[START INFORMATION PROVIDED]

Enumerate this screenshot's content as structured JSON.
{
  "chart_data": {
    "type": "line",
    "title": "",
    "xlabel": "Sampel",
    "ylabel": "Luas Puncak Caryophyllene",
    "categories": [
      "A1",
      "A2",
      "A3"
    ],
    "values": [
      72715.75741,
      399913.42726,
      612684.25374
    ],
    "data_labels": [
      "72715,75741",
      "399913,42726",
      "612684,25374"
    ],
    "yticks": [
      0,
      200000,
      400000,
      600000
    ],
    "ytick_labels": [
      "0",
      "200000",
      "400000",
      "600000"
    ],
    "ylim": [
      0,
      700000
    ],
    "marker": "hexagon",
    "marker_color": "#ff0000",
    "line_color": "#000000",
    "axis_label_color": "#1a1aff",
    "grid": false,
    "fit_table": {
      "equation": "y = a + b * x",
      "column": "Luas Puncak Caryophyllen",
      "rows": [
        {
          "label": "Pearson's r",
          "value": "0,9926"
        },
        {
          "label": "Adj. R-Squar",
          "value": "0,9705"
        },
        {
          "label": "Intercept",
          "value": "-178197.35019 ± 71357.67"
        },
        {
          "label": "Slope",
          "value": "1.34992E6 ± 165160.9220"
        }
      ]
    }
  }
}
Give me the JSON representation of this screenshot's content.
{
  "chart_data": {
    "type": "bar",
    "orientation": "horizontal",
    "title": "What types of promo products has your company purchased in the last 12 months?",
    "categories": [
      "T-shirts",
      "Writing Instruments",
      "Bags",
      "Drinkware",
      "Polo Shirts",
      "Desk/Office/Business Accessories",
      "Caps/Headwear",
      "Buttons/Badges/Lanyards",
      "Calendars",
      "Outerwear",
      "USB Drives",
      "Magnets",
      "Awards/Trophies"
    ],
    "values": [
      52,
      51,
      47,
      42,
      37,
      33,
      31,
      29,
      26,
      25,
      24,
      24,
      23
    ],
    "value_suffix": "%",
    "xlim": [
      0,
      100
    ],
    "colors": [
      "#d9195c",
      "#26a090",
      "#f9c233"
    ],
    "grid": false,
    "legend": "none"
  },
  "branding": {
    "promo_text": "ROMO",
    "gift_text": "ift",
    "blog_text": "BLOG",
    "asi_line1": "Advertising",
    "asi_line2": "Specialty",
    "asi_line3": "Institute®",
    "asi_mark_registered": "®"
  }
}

[END INFORMATION PROVIDED]
[START INFORMATION PROVIDED]

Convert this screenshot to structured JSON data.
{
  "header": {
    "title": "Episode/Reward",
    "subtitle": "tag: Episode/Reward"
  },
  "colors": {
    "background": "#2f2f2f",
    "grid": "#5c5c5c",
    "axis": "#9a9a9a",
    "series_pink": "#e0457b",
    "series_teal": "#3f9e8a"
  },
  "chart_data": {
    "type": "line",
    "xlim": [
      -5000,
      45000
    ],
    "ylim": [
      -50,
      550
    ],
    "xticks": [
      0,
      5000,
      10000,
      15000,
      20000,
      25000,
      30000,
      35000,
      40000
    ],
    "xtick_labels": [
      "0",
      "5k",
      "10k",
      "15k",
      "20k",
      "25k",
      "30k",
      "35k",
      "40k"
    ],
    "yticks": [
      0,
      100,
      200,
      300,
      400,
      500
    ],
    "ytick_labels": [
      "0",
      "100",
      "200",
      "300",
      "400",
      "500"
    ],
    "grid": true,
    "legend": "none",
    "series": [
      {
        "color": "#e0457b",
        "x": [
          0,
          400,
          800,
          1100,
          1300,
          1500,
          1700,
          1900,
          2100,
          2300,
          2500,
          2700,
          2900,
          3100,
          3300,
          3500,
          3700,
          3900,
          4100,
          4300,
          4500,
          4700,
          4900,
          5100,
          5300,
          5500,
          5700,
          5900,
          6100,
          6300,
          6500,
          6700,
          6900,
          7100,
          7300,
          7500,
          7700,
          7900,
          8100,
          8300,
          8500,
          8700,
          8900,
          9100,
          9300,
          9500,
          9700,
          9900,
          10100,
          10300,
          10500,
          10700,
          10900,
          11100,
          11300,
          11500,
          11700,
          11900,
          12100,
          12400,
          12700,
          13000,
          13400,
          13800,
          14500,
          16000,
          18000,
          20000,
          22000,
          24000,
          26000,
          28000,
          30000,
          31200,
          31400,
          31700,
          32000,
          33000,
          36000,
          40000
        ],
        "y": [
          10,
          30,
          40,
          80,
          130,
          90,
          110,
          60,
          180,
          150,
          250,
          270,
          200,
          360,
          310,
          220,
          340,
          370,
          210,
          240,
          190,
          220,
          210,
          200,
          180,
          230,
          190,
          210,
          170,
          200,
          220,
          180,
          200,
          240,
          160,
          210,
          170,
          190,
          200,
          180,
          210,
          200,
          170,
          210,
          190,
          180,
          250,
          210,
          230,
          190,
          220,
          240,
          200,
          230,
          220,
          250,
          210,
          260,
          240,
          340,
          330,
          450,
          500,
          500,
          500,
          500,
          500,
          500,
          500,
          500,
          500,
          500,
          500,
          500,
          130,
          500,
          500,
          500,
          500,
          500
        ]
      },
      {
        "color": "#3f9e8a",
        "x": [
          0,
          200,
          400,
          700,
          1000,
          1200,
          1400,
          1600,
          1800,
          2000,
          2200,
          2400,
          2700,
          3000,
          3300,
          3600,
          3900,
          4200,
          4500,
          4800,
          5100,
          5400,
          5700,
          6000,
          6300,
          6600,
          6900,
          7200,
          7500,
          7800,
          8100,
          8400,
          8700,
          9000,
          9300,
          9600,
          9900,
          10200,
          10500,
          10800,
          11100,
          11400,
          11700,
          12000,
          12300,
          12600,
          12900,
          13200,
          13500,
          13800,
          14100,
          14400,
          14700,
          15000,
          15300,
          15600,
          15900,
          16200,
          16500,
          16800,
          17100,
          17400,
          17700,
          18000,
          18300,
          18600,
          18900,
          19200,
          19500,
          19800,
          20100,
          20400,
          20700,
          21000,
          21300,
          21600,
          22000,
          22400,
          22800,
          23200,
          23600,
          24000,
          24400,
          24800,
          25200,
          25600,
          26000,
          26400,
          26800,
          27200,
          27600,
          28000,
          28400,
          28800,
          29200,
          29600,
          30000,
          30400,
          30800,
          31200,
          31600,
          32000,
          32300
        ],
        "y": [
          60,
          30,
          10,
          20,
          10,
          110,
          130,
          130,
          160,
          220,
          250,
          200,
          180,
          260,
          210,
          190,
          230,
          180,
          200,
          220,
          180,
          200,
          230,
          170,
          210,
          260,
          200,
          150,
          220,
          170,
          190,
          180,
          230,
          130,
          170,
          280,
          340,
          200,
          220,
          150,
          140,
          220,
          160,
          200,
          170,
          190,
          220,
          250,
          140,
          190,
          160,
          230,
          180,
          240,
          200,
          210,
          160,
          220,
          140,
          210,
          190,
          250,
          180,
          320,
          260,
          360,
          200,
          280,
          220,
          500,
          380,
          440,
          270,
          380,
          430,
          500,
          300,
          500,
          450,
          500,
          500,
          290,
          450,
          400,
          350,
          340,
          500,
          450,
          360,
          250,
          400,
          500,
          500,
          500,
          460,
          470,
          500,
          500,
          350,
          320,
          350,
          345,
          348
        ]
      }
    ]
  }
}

[END INFORMATION PROVIDED]

(YOUR TASK): On how many lines does the word "screenshot" appear? Answer with only the number.

(THE RESULT): 3